**Your instructions:**
Copy out the data exactly, leaving the pictures behind.
________________________________________
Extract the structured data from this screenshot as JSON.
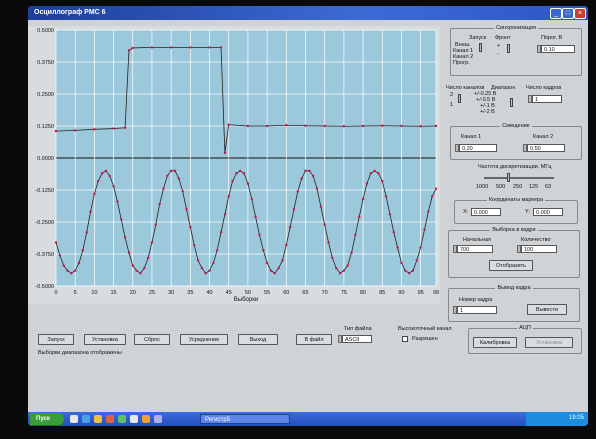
{
  "window": {
    "title": "Осциллограф PMC 6"
  },
  "plot": {
    "xlabel": "Выборки",
    "y_ticks": [
      "0.5000",
      "0.3750",
      "0.2500",
      "0.1250",
      "0.0000",
      "-0.1250",
      "-0.2500",
      "-0.3750",
      "-0.5000"
    ],
    "x_ticks": [
      "0",
      "5",
      "10",
      "15",
      "20",
      "25",
      "30",
      "35",
      "40",
      "45",
      "50",
      "55",
      "60",
      "65",
      "70",
      "75",
      "80",
      "85",
      "90",
      "95",
      "99"
    ]
  },
  "chart_data": {
    "type": "line",
    "xlabel": "Выборки",
    "x_range": [
      0,
      99
    ],
    "y_range": [
      -0.5,
      0.5
    ],
    "grid": true,
    "series": [
      {
        "color": "#cc1144",
        "x": [
          0,
          5,
          10,
          15,
          18,
          19,
          20,
          25,
          30,
          35,
          40,
          43,
          44,
          45,
          50,
          55,
          60,
          65,
          70,
          75,
          80,
          85,
          90,
          95,
          99
        ],
        "values": [
          0.105,
          0.108,
          0.112,
          0.115,
          0.118,
          0.42,
          0.43,
          0.432,
          0.432,
          0.432,
          0.432,
          0.432,
          0.02,
          0.13,
          0.125,
          0.125,
          0.128,
          0.126,
          0.125,
          0.124,
          0.125,
          0.126,
          0.125,
          0.124,
          0.125
        ]
      },
      {
        "color": "#cc1144",
        "x": [
          0,
          1,
          2,
          3,
          4,
          5,
          6,
          7,
          8,
          9,
          10,
          11,
          12,
          13,
          14,
          15,
          16,
          17,
          18,
          19,
          20,
          21,
          22,
          23,
          24,
          25,
          26,
          27,
          28,
          29,
          30,
          31,
          32,
          33,
          34,
          35,
          36,
          37,
          38,
          39,
          40,
          41,
          42,
          43,
          44,
          45,
          46,
          47,
          48,
          49,
          50,
          51,
          52,
          53,
          54,
          55,
          56,
          57,
          58,
          59,
          60,
          61,
          62,
          63,
          64,
          65,
          66,
          67,
          68,
          69,
          70,
          71,
          72,
          73,
          74,
          75,
          76,
          77,
          78,
          79,
          80,
          81,
          82,
          83,
          84,
          85,
          86,
          87,
          88,
          89,
          90,
          91,
          92,
          93,
          94,
          95,
          96,
          97,
          98,
          99
        ],
        "values": [
          -0.33,
          -0.38,
          -0.42,
          -0.44,
          -0.45,
          -0.44,
          -0.41,
          -0.36,
          -0.29,
          -0.21,
          -0.14,
          -0.09,
          -0.06,
          -0.05,
          -0.07,
          -0.11,
          -0.17,
          -0.24,
          -0.31,
          -0.37,
          -0.42,
          -0.44,
          -0.45,
          -0.43,
          -0.39,
          -0.33,
          -0.26,
          -0.18,
          -0.12,
          -0.07,
          -0.05,
          -0.05,
          -0.08,
          -0.13,
          -0.2,
          -0.27,
          -0.34,
          -0.4,
          -0.43,
          -0.45,
          -0.44,
          -0.41,
          -0.36,
          -0.29,
          -0.22,
          -0.15,
          -0.09,
          -0.06,
          -0.05,
          -0.06,
          -0.1,
          -0.16,
          -0.23,
          -0.3,
          -0.36,
          -0.41,
          -0.44,
          -0.45,
          -0.43,
          -0.4,
          -0.34,
          -0.27,
          -0.2,
          -0.13,
          -0.08,
          -0.05,
          -0.05,
          -0.07,
          -0.12,
          -0.19,
          -0.26,
          -0.33,
          -0.39,
          -0.43,
          -0.45,
          -0.44,
          -0.42,
          -0.37,
          -0.3,
          -0.23,
          -0.16,
          -0.1,
          -0.06,
          -0.05,
          -0.06,
          -0.09,
          -0.15,
          -0.22,
          -0.29,
          -0.35,
          -0.41,
          -0.44,
          -0.45,
          -0.44,
          -0.4,
          -0.35,
          -0.28,
          -0.21,
          -0.15,
          -0.12
        ]
      }
    ]
  },
  "sync": {
    "title": "Синхронизация",
    "start_label": "Запуск",
    "front_label": "Фронт",
    "level_label": "Порог, В",
    "modes": [
      "Внеш.",
      "Канал 1",
      "Канал 2",
      "Прогр."
    ],
    "front_options": [
      "+",
      "-"
    ],
    "level_value": "0.10"
  },
  "channels": {
    "count_label": "Число каналов",
    "count_options": [
      "2",
      "1"
    ],
    "range_label": "Диапазон",
    "range_options": [
      "+/-0.25 В",
      "+/-0.5 В",
      "+/-1 В",
      "+/-2 В"
    ],
    "frames_label": "Число кадров",
    "frames_value": "1"
  },
  "offset": {
    "title": "Смещение",
    "ch1_label": "Канал 1",
    "ch1_value": "0.20",
    "ch2_label": "Канал 2",
    "ch2_value": "0.50"
  },
  "sampling": {
    "label": "Частота дискретизации, МГц",
    "ticks": [
      "1000",
      "500",
      "250",
      "125",
      "63"
    ],
    "level": 0.35
  },
  "marker": {
    "title": "Координаты маркера",
    "x_label": "X:",
    "x_value": "0.000",
    "y_label": "Y:",
    "y_value": "0.000"
  },
  "selection": {
    "title": "Выборка в кадре",
    "start_label": "Начальная",
    "start_value": "700",
    "count_label": "Количество",
    "count_value": "100",
    "show_button": "Отобразить"
  },
  "frame_out": {
    "title": "Вывод кадра",
    "number_label": "Номер кадра",
    "number_value": "1",
    "output_button": "Вывести"
  },
  "adc": {
    "title": "АЦП",
    "calibrate_button": "Калибровка",
    "adjust_button": "Установка"
  },
  "toolbar": {
    "start": "Запуск",
    "install": "Установка",
    "reset": "Сброс",
    "average": "Усреднение",
    "exit": "Выход",
    "to_file": "В файл",
    "file_type_label": "Тип файла",
    "file_type_value": "ASCII",
    "hires_label": "Высокоточный канал",
    "allow_label": "Разрешен",
    "status": "Выборки диапазона отображены"
  },
  "taskbar": {
    "start": "Пуск",
    "task": "Регистр5",
    "clock": "19:05"
  }
}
________________________________________
**Task solution:**
Extract the structured data from this screenshot as JSON.
{
  "window": {
    "title": "Осциллограф PMC 6"
  },
  "plot": {
    "xlabel": "Выборки",
    "y_ticks": [
      "0.5000",
      "0.3750",
      "0.2500",
      "0.1250",
      "0.0000",
      "-0.1250",
      "-0.2500",
      "-0.3750",
      "-0.5000"
    ],
    "x_ticks": [
      "0",
      "5",
      "10",
      "15",
      "20",
      "25",
      "30",
      "35",
      "40",
      "45",
      "50",
      "55",
      "60",
      "65",
      "70",
      "75",
      "80",
      "85",
      "90",
      "95",
      "99"
    ]
  },
  "chart_data": {
    "type": "line",
    "xlabel": "Выборки",
    "x_range": [
      0,
      99
    ],
    "y_range": [
      -0.5,
      0.5
    ],
    "grid": true,
    "series": [
      {
        "color": "#cc1144",
        "x": [
          0,
          5,
          10,
          15,
          18,
          19,
          20,
          25,
          30,
          35,
          40,
          43,
          44,
          45,
          50,
          55,
          60,
          65,
          70,
          75,
          80,
          85,
          90,
          95,
          99
        ],
        "values": [
          0.105,
          0.108,
          0.112,
          0.115,
          0.118,
          0.42,
          0.43,
          0.432,
          0.432,
          0.432,
          0.432,
          0.432,
          0.02,
          0.13,
          0.125,
          0.125,
          0.128,
          0.126,
          0.125,
          0.124,
          0.125,
          0.126,
          0.125,
          0.124,
          0.125
        ]
      },
      {
        "color": "#cc1144",
        "x": [
          0,
          1,
          2,
          3,
          4,
          5,
          6,
          7,
          8,
          9,
          10,
          11,
          12,
          13,
          14,
          15,
          16,
          17,
          18,
          19,
          20,
          21,
          22,
          23,
          24,
          25,
          26,
          27,
          28,
          29,
          30,
          31,
          32,
          33,
          34,
          35,
          36,
          37,
          38,
          39,
          40,
          41,
          42,
          43,
          44,
          45,
          46,
          47,
          48,
          49,
          50,
          51,
          52,
          53,
          54,
          55,
          56,
          57,
          58,
          59,
          60,
          61,
          62,
          63,
          64,
          65,
          66,
          67,
          68,
          69,
          70,
          71,
          72,
          73,
          74,
          75,
          76,
          77,
          78,
          79,
          80,
          81,
          82,
          83,
          84,
          85,
          86,
          87,
          88,
          89,
          90,
          91,
          92,
          93,
          94,
          95,
          96,
          97,
          98,
          99
        ],
        "values": [
          -0.33,
          -0.38,
          -0.42,
          -0.44,
          -0.45,
          -0.44,
          -0.41,
          -0.36,
          -0.29,
          -0.21,
          -0.14,
          -0.09,
          -0.06,
          -0.05,
          -0.07,
          -0.11,
          -0.17,
          -0.24,
          -0.31,
          -0.37,
          -0.42,
          -0.44,
          -0.45,
          -0.43,
          -0.39,
          -0.33,
          -0.26,
          -0.18,
          -0.12,
          -0.07,
          -0.05,
          -0.05,
          -0.08,
          -0.13,
          -0.2,
          -0.27,
          -0.34,
          -0.4,
          -0.43,
          -0.45,
          -0.44,
          -0.41,
          -0.36,
          -0.29,
          -0.22,
          -0.15,
          -0.09,
          -0.06,
          -0.05,
          -0.06,
          -0.1,
          -0.16,
          -0.23,
          -0.3,
          -0.36,
          -0.41,
          -0.44,
          -0.45,
          -0.43,
          -0.4,
          -0.34,
          -0.27,
          -0.2,
          -0.13,
          -0.08,
          -0.05,
          -0.05,
          -0.07,
          -0.12,
          -0.19,
          -0.26,
          -0.33,
          -0.39,
          -0.43,
          -0.45,
          -0.44,
          -0.42,
          -0.37,
          -0.3,
          -0.23,
          -0.16,
          -0.1,
          -0.06,
          -0.05,
          -0.06,
          -0.09,
          -0.15,
          -0.22,
          -0.29,
          -0.35,
          -0.41,
          -0.44,
          -0.45,
          -0.44,
          -0.4,
          -0.35,
          -0.28,
          -0.21,
          -0.15,
          -0.12
        ]
      }
    ]
  },
  "sync": {
    "title": "Синхронизация",
    "start_label": "Запуск",
    "front_label": "Фронт",
    "level_label": "Порог, В",
    "modes": [
      "Внеш.",
      "Канал 1",
      "Канал 2",
      "Прогр."
    ],
    "front_options": [
      "+",
      "-"
    ],
    "level_value": "0.10"
  },
  "channels": {
    "count_label": "Число каналов",
    "count_options": [
      "2",
      "1"
    ],
    "range_label": "Диапазон",
    "range_options": [
      "+/-0.25 В",
      "+/-0.5 В",
      "+/-1 В",
      "+/-2 В"
    ],
    "frames_label": "Число кадров",
    "frames_value": "1"
  },
  "offset": {
    "title": "Смещение",
    "ch1_label": "Канал 1",
    "ch1_value": "0.20",
    "ch2_label": "Канал 2",
    "ch2_value": "0.50"
  },
  "sampling": {
    "label": "Частота дискретизации, МГц",
    "ticks": [
      "1000",
      "500",
      "250",
      "125",
      "63"
    ],
    "level": 0.35
  },
  "marker": {
    "title": "Координаты маркера",
    "x_label": "X:",
    "x_value": "0.000",
    "y_label": "Y:",
    "y_value": "0.000"
  },
  "selection": {
    "title": "Выборка в кадре",
    "start_label": "Начальная",
    "start_value": "700",
    "count_label": "Количество",
    "count_value": "100",
    "show_button": "Отобразить"
  },
  "frame_out": {
    "title": "Вывод кадра",
    "number_label": "Номер кадра",
    "number_value": "1",
    "output_button": "Вывести"
  },
  "adc": {
    "title": "АЦП",
    "calibrate_button": "Калибровка",
    "adjust_button": "Установка"
  },
  "toolbar": {
    "start": "Запуск",
    "install": "Установка",
    "reset": "Сброс",
    "average": "Усреднение",
    "exit": "Выход",
    "to_file": "В файл",
    "file_type_label": "Тип файла",
    "file_type_value": "ASCII",
    "hires_label": "Высокоточный канал",
    "allow_label": "Разрешен",
    "status": "Выборки диапазона отображены"
  },
  "taskbar": {
    "start": "Пуск",
    "task": "Регистр5",
    "clock": "19:05"
  }
}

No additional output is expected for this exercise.